▶ GOAL OF THE EXERCISE
Reproduce the complete listing without any deviation.

▶ DATASET ROWS
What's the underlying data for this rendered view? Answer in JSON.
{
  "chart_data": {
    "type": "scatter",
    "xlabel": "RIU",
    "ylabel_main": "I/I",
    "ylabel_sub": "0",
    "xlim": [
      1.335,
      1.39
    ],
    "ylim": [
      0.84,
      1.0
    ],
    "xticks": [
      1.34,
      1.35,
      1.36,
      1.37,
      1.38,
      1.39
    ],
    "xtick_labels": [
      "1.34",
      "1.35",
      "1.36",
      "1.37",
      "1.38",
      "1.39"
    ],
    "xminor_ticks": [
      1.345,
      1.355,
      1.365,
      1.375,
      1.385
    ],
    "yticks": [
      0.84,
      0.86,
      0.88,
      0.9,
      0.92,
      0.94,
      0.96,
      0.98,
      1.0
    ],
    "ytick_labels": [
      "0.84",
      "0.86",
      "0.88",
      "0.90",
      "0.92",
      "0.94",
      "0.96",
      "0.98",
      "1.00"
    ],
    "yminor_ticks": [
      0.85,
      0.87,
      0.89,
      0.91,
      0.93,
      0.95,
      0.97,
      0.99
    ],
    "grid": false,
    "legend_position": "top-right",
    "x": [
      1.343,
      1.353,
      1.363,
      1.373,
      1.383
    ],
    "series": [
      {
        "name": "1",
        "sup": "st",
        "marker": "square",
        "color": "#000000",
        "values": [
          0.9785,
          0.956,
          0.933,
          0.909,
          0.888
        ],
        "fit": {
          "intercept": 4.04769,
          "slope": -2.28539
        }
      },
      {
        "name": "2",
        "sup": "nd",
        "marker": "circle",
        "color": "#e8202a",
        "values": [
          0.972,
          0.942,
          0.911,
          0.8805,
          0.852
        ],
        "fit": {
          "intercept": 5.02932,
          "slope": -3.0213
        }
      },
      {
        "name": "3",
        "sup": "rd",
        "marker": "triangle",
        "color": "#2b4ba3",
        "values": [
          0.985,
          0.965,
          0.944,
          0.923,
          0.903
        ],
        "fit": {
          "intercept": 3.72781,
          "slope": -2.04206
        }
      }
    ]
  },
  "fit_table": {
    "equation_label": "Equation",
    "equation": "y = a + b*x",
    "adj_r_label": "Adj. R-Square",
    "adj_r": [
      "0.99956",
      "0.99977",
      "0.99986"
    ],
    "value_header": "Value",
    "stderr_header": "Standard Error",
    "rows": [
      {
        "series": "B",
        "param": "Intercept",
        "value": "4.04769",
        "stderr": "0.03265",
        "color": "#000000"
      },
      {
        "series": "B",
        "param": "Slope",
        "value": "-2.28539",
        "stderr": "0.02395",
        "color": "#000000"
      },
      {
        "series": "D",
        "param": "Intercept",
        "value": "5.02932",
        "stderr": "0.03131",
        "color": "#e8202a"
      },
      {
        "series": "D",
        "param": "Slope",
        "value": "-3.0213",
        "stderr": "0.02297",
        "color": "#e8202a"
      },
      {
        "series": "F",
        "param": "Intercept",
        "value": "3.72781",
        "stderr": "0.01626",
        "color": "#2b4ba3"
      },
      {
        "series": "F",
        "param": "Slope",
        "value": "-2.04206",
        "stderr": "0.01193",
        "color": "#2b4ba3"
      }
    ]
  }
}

▶ CORRECT RESULT
What's the underlying data for this rendered view? Answer in JSON.
{
  "chart_data": {
    "type": "scatter",
    "xlabel": "RIU",
    "ylabel_main": "I/I",
    "ylabel_sub": "0",
    "xlim": [
      1.335,
      1.39
    ],
    "ylim": [
      0.84,
      1.0
    ],
    "xticks": [
      1.34,
      1.35,
      1.36,
      1.37,
      1.38,
      1.39
    ],
    "xtick_labels": [
      "1.34",
      "1.35",
      "1.36",
      "1.37",
      "1.38",
      "1.39"
    ],
    "xminor_ticks": [
      1.345,
      1.355,
      1.365,
      1.375,
      1.385
    ],
    "yticks": [
      0.84,
      0.86,
      0.88,
      0.9,
      0.92,
      0.94,
      0.96,
      0.98,
      1.0
    ],
    "ytick_labels": [
      "0.84",
      "0.86",
      "0.88",
      "0.90",
      "0.92",
      "0.94",
      "0.96",
      "0.98",
      "1.00"
    ],
    "yminor_ticks": [
      0.85,
      0.87,
      0.89,
      0.91,
      0.93,
      0.95,
      0.97,
      0.99
    ],
    "grid": false,
    "legend_position": "top-right",
    "x": [
      1.343,
      1.353,
      1.363,
      1.373,
      1.383
    ],
    "series": [
      {
        "name": "1",
        "sup": "st",
        "marker": "square",
        "color": "#000000",
        "values": [
          0.9785,
          0.956,
          0.933,
          0.909,
          0.888
        ],
        "fit": {
          "intercept": 4.04769,
          "slope": -2.28539
        }
      },
      {
        "name": "2",
        "sup": "nd",
        "marker": "circle",
        "color": "#e8202a",
        "values": [
          0.972,
          0.942,
          0.911,
          0.8805,
          0.852
        ],
        "fit": {
          "intercept": 5.02932,
          "slope": -3.0213
        }
      },
      {
        "name": "3",
        "sup": "rd",
        "marker": "triangle",
        "color": "#2b4ba3",
        "values": [
          0.985,
          0.965,
          0.944,
          0.923,
          0.903
        ],
        "fit": {
          "intercept": 3.72781,
          "slope": -2.04206
        }
      }
    ]
  },
  "fit_table": {
    "equation_label": "Equation",
    "equation": "y = a + b*x",
    "adj_r_label": "Adj. R-Square",
    "adj_r": [
      "0.99956",
      "0.99977",
      "0.99986"
    ],
    "value_header": "Value",
    "stderr_header": "Standard Error",
    "rows": [
      {
        "series": "B",
        "param": "Intercept",
        "value": "4.04769",
        "stderr": "0.03265",
        "color": "#000000"
      },
      {
        "series": "B",
        "param": "Slope",
        "value": "-2.28539",
        "stderr": "0.02395",
        "color": "#000000"
      },
      {
        "series": "D",
        "param": "Intercept",
        "value": "5.02932",
        "stderr": "0.03131",
        "color": "#e8202a"
      },
      {
        "series": "D",
        "param": "Slope",
        "value": "-3.0213",
        "stderr": "0.02297",
        "color": "#e8202a"
      },
      {
        "series": "F",
        "param": "Intercept",
        "value": "3.72781",
        "stderr": "0.01626",
        "color": "#2b4ba3"
      },
      {
        "series": "F",
        "param": "Slope",
        "value": "-2.04206",
        "stderr": "0.01193",
        "color": "#2b4ba3"
      }
    ]
  }
}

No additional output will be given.